● What to produce
Write out the listing below without alteration, omitting its pictures.

● Material provided
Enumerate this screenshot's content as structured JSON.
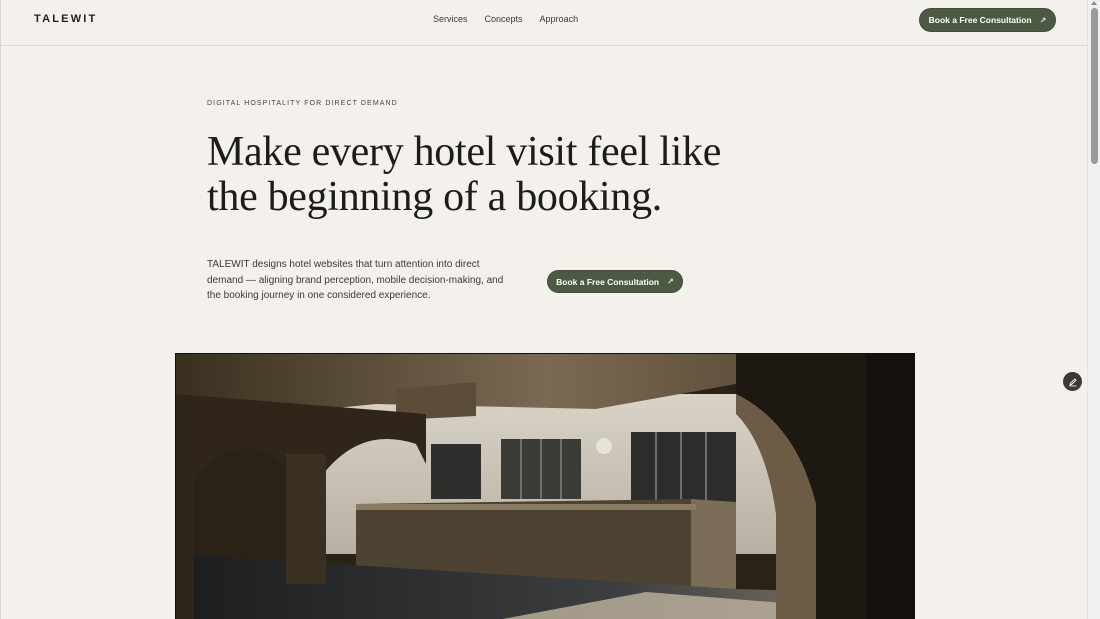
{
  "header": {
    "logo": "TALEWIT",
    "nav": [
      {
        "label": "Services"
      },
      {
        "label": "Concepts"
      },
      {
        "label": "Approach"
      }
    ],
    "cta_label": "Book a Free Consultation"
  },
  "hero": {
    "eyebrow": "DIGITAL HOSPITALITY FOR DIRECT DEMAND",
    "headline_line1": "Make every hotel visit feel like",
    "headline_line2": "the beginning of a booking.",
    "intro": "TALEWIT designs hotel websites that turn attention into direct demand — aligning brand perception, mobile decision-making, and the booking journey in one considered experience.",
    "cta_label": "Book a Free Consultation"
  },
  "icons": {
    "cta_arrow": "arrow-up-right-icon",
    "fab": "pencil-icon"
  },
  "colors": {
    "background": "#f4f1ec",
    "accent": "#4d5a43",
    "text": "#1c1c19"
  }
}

● Full solution
Enumerate this screenshot's content as structured JSON.
{
  "header": {
    "logo": "TALEWIT",
    "nav": [
      {
        "label": "Services"
      },
      {
        "label": "Concepts"
      },
      {
        "label": "Approach"
      }
    ],
    "cta_label": "Book a Free Consultation"
  },
  "hero": {
    "eyebrow": "DIGITAL HOSPITALITY FOR DIRECT DEMAND",
    "headline_line1": "Make every hotel visit feel like",
    "headline_line2": "the beginning of a booking.",
    "intro": "TALEWIT designs hotel websites that turn attention into direct demand — aligning brand perception, mobile decision-making, and the booking journey in one considered experience.",
    "cta_label": "Book a Free Consultation"
  },
  "icons": {
    "cta_arrow": "arrow-up-right-icon",
    "fab": "pencil-icon"
  },
  "colors": {
    "background": "#f4f1ec",
    "accent": "#4d5a43",
    "text": "#1c1c19"
  }
}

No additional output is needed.